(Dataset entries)
----------
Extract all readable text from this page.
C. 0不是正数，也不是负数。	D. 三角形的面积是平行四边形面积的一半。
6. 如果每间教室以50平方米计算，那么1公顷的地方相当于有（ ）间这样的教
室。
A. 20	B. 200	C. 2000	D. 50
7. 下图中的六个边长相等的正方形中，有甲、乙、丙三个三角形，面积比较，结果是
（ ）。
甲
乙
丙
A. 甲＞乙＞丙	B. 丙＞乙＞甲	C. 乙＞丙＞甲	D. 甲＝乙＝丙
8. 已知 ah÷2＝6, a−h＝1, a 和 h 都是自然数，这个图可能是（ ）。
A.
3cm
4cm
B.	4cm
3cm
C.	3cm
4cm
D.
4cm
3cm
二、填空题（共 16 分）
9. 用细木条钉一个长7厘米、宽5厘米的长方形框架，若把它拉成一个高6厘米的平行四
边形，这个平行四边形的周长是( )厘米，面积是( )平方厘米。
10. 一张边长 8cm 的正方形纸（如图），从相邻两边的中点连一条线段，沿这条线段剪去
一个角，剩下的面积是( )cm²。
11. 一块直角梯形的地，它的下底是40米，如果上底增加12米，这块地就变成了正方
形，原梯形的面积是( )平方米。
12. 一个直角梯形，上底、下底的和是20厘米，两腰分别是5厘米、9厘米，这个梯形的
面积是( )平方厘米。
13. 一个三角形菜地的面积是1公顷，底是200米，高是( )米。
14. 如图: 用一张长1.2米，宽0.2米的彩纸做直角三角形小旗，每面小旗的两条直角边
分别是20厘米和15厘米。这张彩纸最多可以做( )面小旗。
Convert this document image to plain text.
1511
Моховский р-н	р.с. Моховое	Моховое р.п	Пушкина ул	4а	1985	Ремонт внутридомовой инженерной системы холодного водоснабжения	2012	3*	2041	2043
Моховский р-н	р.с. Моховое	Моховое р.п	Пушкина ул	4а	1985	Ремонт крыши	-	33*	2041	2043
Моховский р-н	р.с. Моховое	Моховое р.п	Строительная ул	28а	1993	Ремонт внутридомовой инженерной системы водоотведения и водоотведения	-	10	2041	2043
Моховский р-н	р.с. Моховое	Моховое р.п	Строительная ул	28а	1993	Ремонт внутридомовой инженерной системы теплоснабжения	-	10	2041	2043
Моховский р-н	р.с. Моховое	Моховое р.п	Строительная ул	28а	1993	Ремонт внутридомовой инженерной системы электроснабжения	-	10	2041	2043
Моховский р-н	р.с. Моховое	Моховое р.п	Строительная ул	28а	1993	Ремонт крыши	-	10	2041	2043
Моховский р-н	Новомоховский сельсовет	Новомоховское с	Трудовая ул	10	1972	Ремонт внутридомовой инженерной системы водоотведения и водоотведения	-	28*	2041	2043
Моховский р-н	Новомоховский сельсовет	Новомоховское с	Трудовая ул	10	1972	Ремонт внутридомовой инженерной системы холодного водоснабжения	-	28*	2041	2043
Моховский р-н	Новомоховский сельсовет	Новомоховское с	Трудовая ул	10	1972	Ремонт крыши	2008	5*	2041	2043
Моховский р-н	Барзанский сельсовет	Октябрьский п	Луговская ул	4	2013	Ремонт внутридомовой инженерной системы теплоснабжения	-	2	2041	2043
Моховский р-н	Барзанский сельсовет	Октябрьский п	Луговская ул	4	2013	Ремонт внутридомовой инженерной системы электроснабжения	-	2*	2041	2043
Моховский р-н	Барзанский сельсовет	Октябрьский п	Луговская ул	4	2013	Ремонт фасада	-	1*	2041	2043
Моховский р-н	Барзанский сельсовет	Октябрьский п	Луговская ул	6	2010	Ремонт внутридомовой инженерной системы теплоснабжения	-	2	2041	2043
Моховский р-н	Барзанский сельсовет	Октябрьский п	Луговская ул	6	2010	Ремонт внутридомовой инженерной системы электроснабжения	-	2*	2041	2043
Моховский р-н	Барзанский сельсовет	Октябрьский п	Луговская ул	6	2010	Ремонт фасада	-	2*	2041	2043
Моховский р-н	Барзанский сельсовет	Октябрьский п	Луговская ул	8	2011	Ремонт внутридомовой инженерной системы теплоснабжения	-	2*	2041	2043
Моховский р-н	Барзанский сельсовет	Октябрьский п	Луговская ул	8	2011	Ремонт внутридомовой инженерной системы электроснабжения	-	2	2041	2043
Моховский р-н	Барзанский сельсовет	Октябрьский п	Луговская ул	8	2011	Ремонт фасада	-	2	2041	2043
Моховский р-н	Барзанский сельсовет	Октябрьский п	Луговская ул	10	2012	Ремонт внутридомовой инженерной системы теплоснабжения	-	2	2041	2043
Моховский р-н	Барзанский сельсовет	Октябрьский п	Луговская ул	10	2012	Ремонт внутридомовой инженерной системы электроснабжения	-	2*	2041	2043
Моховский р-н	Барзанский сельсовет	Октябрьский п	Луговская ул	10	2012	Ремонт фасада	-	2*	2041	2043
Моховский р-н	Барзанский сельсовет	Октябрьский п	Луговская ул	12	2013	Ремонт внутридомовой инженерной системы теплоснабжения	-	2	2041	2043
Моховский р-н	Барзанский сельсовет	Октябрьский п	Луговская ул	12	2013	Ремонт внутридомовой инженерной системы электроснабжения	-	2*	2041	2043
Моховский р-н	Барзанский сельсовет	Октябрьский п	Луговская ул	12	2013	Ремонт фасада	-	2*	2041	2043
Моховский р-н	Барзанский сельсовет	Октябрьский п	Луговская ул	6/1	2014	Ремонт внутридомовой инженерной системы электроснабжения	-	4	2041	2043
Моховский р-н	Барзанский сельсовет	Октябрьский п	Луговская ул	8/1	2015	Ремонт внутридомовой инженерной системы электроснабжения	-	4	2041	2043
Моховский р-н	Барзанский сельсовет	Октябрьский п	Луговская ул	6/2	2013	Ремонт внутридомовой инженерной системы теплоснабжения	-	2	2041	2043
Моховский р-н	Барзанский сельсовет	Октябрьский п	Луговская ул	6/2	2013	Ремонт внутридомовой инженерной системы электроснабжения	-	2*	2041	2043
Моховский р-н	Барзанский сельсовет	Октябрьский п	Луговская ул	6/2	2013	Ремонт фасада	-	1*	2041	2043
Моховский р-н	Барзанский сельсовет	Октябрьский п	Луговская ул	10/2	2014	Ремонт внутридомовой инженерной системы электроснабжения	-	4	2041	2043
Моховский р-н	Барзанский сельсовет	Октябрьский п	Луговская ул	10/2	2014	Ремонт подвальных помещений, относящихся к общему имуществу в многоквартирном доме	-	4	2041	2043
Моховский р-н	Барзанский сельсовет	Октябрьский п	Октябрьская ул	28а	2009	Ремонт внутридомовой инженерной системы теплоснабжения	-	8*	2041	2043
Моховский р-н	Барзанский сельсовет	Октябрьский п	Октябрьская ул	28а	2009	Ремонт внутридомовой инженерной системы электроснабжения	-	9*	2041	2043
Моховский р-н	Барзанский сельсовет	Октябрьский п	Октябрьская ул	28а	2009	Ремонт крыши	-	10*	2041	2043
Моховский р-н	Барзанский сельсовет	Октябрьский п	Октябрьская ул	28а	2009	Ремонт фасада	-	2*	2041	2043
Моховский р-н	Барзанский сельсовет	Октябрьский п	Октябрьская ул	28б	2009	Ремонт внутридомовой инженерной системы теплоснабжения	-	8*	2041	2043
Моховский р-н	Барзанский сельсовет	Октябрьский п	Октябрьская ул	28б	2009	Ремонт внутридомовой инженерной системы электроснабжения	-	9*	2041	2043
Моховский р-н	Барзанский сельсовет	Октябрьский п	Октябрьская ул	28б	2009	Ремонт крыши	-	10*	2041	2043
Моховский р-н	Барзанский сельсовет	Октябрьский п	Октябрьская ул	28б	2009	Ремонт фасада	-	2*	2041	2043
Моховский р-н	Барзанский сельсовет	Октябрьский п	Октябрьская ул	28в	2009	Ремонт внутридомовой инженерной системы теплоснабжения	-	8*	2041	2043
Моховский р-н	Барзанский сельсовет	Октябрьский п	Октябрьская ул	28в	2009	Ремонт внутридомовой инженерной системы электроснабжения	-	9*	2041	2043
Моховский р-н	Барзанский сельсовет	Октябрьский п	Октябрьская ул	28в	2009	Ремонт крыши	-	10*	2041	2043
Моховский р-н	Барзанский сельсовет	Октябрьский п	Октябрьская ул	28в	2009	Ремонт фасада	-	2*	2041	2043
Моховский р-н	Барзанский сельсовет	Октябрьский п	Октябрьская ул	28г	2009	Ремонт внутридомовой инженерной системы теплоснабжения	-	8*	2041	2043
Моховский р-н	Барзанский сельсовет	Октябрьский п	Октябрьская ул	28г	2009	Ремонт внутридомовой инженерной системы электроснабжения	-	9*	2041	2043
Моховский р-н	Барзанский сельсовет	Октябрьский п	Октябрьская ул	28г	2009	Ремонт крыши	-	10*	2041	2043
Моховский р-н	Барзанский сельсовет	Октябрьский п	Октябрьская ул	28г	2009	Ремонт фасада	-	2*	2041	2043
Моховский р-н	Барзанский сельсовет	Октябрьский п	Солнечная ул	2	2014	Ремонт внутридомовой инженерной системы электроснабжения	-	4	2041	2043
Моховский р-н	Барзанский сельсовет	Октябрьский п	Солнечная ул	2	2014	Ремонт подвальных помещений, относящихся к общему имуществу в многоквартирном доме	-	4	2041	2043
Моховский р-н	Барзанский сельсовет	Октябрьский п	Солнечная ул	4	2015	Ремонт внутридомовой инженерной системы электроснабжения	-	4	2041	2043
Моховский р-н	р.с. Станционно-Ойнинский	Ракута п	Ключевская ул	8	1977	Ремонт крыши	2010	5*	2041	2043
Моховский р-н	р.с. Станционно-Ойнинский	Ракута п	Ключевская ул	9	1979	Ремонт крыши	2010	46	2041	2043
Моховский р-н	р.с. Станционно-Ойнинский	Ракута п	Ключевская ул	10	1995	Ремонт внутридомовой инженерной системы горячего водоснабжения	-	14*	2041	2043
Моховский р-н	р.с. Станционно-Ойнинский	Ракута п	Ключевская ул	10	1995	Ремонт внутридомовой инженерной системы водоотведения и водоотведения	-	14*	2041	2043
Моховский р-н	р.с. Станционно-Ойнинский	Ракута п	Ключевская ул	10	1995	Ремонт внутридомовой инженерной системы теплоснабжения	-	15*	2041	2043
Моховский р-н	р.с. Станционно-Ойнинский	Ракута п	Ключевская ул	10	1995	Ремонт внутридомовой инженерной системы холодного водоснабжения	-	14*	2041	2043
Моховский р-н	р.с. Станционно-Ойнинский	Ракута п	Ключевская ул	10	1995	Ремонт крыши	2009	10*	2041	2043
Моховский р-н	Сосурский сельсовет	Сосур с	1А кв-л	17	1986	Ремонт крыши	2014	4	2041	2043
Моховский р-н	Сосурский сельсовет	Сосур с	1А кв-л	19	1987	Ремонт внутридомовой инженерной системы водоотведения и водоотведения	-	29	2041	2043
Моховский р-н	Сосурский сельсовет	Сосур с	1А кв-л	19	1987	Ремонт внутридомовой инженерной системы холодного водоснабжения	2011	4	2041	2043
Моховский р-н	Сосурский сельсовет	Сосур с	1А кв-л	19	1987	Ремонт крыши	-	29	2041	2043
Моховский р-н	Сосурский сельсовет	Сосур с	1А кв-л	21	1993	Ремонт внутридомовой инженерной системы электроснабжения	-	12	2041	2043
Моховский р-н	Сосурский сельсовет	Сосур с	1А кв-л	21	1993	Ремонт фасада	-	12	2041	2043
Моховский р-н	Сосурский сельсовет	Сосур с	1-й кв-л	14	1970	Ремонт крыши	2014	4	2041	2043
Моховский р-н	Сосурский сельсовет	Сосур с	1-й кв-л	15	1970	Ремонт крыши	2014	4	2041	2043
----------
[Task statement] State the count of lines above containing the string "относящихся", and add nothing to it.

[Answer to this task] 2